____ INPUT RECORDS

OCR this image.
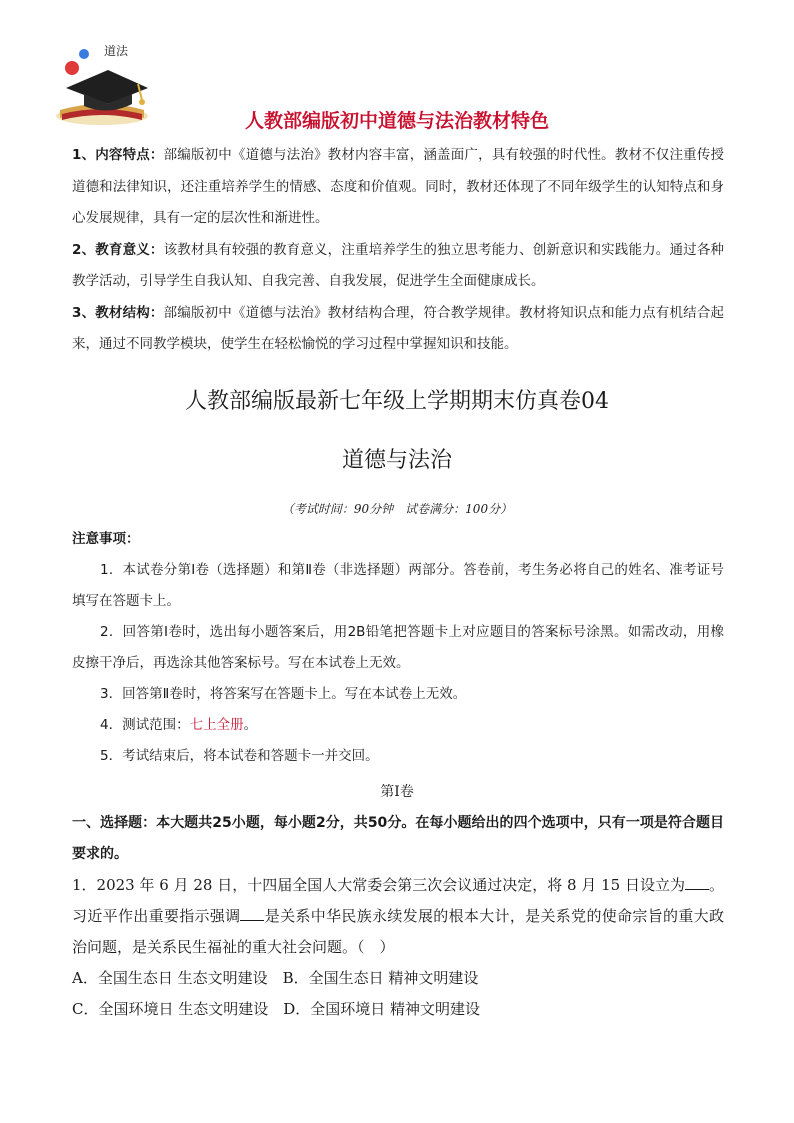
道法
人教部编版初中道德与法治教材特色

1、内容特点：部编版初中《道德与法治》教材内容丰富，涵盖面广，具有较强的时代性。教材不仅注重传授道德和法律知识，还注重培养学生的情感、态度和价值观。同时，教材还体现了不同年级学生的认知特点和身心发展规律，具有一定的层次性和渐进性。

2、教育意义：该教材具有较强的教育意义，注重培养学生的独立思考能力、创新意识和实践能力。通过各种教学活动，引导学生自我认知、自我完善、自我发展，促进学生全面健康成长。

3、教材结构：部编版初中《道德与法治》教材结构合理，符合教学规律。教材将知识点和能力点有机结合起来，通过不同教学模块，使学生在轻松愉悦的学习过程中掌握知识和技能。

人教部编版最新七年级上学期期末仿真卷04
道德与法治
（考试时间：90分钟　试卷满分：100分）

注意事项：

1．本试卷分第Ⅰ卷（选择题）和第Ⅱ卷（非选择题）两部分。答卷前，考生务必将自己的姓名、准考证号填写在答题卡上。

2．回答第Ⅰ卷时，选出每小题答案后，用2B铅笔把答题卡上对应题目的答案标号涂黑。如需改动，用橡皮擦干净后，再选涂其他答案标号。写在本试卷上无效。

3．回答第Ⅱ卷时，将答案写在答题卡上。写在本试卷上无效。

4．测试范围：七上全册。

5．考试结束后，将本试卷和答题卡一并交回。

第Ⅰ卷
一、选择题：本大题共25小题，每小题2分，共50分。在每小题给出的四个选项中，只有一项是符合题目要求的。
1．2023 年 6 月 28 日，十四届全国人大常委会第三次会议通过决定，将 8 月 15 日设立为 。习近平作出重要指示强调 是关系中华民族永续发展的根本大计，是关系党的使命宗旨的重大政治问题，是关系民生福祉的重大社会问题。（　）

A．全国生态日 生态文明建设　B．全国生态日 精神文明建设

C．全国环境日 生态文明建设　D．全国环境日 精神文明建设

________

• YOUR OBJECTIVE: In the records above, how many lines contain the string "写在本试卷上无效"? State that number only.

• SOLUTION TO THIS TASK: 2